PROVIDED MATERIAL:
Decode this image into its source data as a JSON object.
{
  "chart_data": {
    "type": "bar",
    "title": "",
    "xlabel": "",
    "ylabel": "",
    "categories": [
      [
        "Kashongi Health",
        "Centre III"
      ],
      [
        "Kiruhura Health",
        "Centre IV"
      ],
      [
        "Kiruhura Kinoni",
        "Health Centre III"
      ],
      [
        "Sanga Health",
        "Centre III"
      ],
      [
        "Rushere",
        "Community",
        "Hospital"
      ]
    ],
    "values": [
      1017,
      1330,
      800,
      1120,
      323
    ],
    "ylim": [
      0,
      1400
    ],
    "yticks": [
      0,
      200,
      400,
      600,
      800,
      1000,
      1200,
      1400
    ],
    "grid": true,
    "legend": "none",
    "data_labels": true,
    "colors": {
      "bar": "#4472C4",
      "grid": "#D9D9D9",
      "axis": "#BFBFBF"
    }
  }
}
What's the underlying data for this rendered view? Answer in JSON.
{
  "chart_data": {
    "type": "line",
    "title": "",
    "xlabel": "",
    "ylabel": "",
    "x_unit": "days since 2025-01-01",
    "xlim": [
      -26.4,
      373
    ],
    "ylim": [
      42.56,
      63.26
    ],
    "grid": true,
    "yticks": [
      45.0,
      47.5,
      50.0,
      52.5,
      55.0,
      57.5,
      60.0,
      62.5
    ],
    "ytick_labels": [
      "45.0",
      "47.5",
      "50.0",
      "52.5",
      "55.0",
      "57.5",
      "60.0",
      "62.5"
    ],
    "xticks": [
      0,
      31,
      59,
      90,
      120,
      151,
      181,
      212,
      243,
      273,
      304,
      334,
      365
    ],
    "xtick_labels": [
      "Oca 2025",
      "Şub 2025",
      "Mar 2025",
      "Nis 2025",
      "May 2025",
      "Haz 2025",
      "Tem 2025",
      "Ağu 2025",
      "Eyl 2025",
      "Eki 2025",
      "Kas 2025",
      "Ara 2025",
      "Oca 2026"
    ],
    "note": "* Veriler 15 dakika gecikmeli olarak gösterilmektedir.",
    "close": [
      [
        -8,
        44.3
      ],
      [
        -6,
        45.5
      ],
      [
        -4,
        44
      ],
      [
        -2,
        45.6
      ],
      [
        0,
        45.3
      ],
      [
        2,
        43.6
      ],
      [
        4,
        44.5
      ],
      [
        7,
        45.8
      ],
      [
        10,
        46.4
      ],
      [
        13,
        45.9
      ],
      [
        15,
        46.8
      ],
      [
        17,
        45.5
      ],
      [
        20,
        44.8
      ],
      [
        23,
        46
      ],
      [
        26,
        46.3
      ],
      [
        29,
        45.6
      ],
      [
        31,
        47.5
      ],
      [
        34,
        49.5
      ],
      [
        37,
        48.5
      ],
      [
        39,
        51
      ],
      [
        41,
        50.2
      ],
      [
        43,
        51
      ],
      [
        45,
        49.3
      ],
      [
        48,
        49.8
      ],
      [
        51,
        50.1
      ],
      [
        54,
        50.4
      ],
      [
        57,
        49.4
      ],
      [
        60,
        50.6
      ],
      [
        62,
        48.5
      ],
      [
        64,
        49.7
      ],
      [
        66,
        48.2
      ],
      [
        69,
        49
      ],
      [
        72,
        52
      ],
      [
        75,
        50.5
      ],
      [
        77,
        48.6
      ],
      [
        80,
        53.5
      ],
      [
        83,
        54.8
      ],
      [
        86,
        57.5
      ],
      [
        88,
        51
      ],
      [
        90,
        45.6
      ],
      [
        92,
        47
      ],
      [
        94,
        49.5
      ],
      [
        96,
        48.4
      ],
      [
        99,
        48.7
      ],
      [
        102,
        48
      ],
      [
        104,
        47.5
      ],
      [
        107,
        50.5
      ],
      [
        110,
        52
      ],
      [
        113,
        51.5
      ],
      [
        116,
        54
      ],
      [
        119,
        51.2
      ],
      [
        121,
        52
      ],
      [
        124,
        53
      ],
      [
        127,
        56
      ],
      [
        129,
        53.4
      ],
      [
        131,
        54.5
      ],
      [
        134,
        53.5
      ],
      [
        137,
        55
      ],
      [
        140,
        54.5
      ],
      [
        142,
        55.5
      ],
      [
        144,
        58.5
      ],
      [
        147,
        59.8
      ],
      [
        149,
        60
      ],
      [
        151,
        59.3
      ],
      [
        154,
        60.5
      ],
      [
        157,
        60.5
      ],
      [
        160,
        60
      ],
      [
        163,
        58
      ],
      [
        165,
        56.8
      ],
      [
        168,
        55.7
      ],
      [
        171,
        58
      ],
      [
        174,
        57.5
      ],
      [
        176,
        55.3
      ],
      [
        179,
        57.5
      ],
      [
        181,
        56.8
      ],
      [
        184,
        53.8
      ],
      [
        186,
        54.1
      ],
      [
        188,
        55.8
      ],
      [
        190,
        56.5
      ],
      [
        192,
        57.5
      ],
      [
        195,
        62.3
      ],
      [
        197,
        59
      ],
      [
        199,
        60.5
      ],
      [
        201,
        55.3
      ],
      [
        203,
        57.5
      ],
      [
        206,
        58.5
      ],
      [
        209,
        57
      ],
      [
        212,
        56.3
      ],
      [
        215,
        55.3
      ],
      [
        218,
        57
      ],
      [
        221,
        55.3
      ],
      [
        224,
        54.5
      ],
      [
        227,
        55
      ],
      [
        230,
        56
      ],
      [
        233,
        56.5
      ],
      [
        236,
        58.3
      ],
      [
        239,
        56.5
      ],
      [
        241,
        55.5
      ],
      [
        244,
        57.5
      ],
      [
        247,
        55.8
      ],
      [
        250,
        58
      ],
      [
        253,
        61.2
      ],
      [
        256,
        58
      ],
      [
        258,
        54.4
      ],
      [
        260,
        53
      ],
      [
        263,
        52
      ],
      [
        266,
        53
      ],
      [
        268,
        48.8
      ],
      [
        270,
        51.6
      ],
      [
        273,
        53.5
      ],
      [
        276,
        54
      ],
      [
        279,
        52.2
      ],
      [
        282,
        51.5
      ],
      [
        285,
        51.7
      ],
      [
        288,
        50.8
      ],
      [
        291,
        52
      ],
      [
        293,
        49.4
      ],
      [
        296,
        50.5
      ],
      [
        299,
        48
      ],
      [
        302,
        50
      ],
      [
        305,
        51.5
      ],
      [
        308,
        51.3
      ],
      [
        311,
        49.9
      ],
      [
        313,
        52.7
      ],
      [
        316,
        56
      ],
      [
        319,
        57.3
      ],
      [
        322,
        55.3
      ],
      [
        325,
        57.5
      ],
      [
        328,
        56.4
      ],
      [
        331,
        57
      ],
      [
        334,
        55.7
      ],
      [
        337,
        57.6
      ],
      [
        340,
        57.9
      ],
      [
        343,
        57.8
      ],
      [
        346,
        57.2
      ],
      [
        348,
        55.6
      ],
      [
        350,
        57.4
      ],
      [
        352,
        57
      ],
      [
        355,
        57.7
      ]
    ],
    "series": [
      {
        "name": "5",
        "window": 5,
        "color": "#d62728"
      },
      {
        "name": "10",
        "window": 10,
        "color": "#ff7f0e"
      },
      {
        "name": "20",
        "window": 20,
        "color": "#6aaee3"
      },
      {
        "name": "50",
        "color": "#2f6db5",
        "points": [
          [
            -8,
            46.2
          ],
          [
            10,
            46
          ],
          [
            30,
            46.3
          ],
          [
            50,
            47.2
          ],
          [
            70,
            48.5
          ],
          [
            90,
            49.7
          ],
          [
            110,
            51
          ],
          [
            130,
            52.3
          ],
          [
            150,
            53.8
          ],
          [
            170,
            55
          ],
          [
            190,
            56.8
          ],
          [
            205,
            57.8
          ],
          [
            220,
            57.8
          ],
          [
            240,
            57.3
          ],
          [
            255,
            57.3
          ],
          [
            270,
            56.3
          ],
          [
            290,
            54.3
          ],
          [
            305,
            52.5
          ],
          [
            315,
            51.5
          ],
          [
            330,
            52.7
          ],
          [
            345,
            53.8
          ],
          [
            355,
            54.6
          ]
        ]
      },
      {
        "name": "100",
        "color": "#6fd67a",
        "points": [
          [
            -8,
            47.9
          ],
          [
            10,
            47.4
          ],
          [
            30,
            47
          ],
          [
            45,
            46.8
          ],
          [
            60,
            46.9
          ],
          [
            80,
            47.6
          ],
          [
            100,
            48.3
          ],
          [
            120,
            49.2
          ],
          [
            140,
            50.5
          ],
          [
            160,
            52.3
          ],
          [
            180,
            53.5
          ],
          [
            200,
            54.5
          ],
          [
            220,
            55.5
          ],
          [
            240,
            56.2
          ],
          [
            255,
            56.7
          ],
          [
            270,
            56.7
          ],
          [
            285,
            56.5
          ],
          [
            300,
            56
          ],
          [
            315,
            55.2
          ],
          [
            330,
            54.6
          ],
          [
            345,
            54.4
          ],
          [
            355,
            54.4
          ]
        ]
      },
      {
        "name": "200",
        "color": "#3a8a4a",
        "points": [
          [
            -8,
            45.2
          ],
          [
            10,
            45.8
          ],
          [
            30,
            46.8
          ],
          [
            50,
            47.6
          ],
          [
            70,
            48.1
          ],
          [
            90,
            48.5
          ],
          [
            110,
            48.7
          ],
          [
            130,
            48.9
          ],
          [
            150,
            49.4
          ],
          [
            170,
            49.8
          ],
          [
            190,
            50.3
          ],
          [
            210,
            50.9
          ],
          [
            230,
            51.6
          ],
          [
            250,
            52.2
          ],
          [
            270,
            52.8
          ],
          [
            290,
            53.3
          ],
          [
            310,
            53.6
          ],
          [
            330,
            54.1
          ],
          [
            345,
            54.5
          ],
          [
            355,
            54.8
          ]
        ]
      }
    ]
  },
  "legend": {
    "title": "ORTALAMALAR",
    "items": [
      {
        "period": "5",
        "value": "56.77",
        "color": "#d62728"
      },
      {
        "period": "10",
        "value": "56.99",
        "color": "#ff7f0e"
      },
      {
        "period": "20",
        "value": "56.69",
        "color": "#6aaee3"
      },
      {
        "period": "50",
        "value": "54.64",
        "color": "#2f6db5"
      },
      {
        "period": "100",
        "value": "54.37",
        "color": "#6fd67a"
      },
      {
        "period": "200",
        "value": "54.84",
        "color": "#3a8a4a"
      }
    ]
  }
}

SET PROBLEM: In the listing, find every line containing the word "Health" and list it.

RESULT OF THIS EXERCISE:
        "Kashongi Health",
        "Kiruhura Health",
        "Health Centre III"
        "Sanga Health",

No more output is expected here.